* [RECORDS FOR THIS EXERCISE]
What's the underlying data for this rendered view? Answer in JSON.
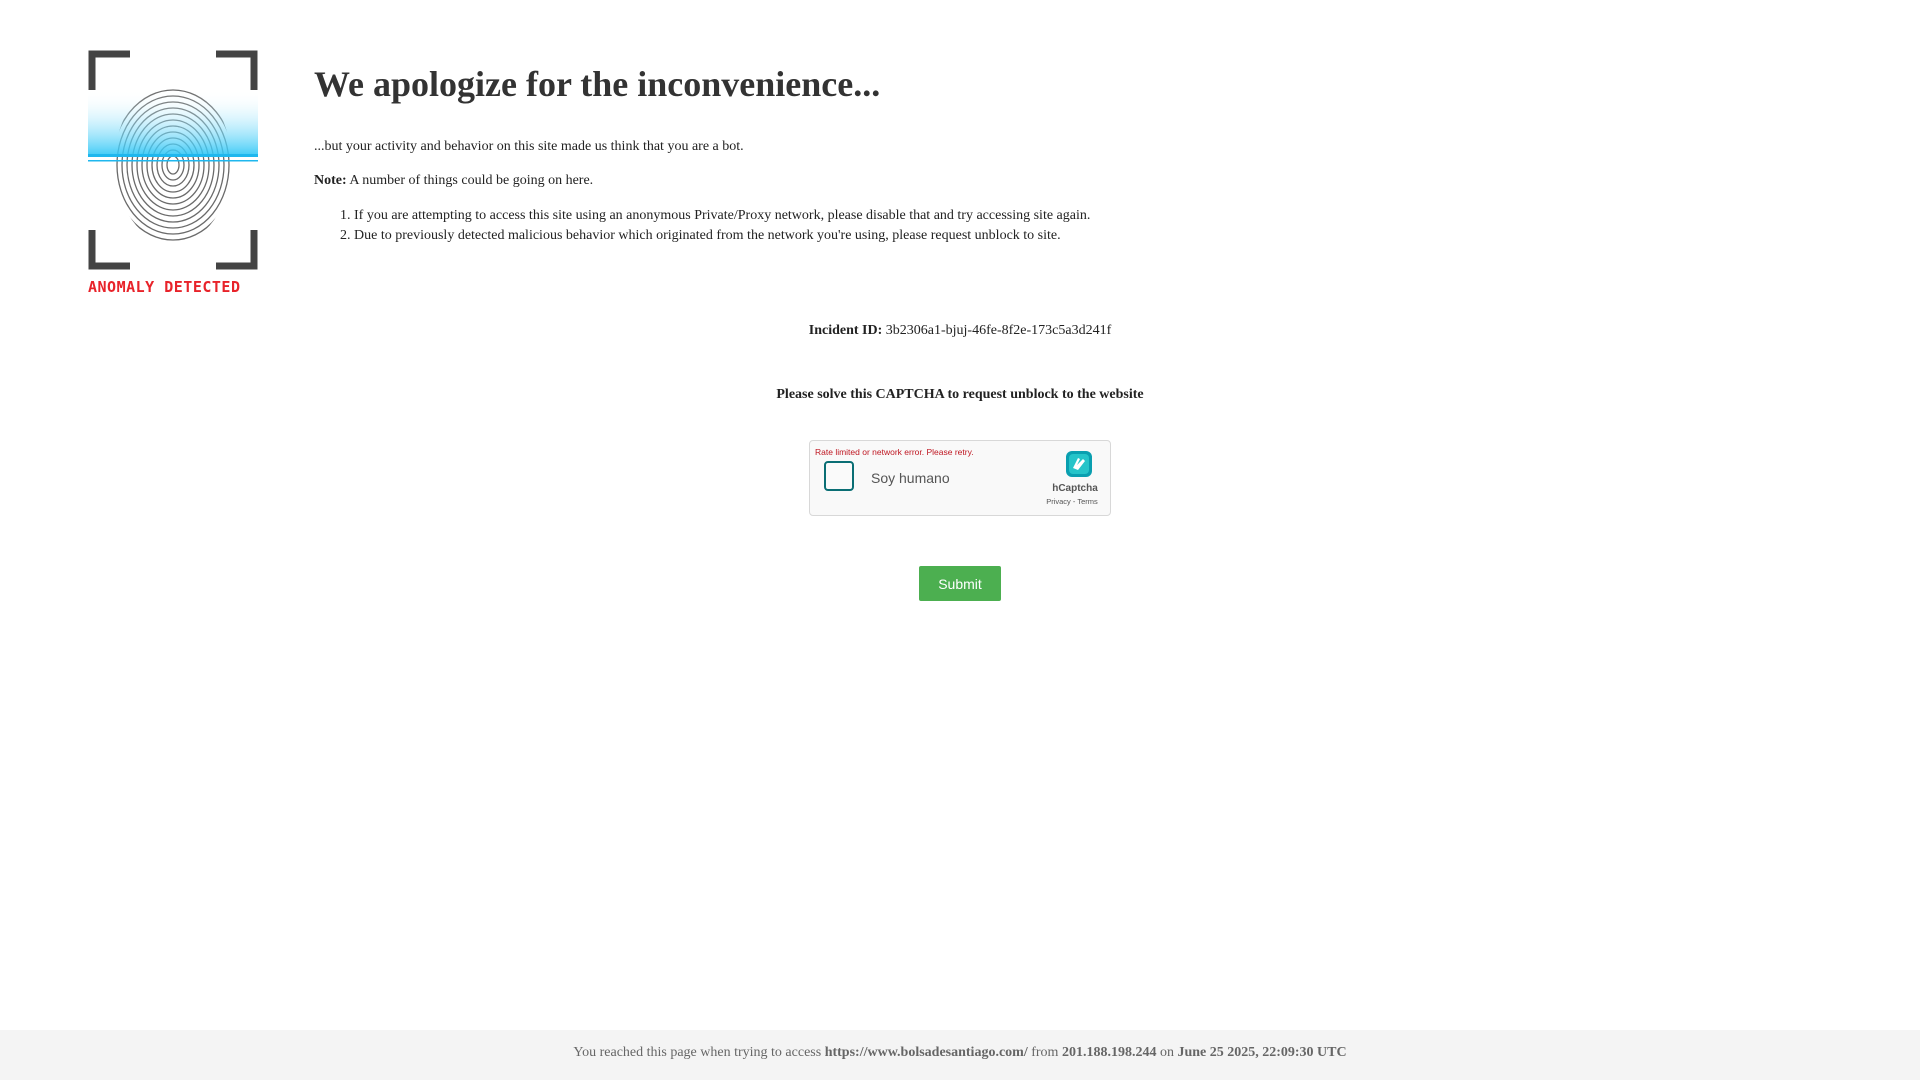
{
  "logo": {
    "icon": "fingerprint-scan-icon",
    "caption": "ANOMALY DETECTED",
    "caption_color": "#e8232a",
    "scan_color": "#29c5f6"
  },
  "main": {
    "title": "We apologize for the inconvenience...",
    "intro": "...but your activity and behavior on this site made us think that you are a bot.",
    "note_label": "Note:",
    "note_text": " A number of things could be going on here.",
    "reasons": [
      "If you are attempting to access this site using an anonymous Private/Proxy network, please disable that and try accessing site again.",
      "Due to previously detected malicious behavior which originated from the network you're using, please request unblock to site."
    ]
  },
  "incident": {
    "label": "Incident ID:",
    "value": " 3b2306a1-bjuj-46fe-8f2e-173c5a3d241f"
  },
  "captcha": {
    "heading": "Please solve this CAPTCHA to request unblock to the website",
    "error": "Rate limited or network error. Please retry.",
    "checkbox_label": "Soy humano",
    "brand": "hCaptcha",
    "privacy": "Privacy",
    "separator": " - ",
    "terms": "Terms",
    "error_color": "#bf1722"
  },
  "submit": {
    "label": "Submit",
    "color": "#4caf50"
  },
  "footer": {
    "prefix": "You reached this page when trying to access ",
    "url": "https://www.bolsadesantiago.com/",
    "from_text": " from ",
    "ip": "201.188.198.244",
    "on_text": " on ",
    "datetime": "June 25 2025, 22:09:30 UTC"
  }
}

==

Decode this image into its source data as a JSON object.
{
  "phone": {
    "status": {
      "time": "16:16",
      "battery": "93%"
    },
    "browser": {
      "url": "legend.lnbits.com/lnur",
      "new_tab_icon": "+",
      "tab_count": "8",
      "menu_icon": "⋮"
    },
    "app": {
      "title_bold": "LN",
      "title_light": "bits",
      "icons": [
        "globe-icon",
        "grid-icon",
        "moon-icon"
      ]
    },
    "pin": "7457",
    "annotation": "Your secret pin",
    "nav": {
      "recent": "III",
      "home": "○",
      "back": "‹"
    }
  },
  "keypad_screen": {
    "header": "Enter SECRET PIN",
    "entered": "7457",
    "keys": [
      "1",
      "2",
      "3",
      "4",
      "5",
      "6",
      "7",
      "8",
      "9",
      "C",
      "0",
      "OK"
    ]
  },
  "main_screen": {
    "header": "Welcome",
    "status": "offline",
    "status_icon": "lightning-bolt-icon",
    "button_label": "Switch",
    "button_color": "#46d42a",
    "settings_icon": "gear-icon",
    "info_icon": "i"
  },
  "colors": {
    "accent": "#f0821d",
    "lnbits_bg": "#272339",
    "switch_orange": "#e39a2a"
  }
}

* [REQUIRED TASK]
Track down every line of the material containing the string "data", and copy it.

* [TASK RESPONSE]
What's the underlying data for this rendered view? Answer in JSON.
Decode this image into its source data as a JSON object.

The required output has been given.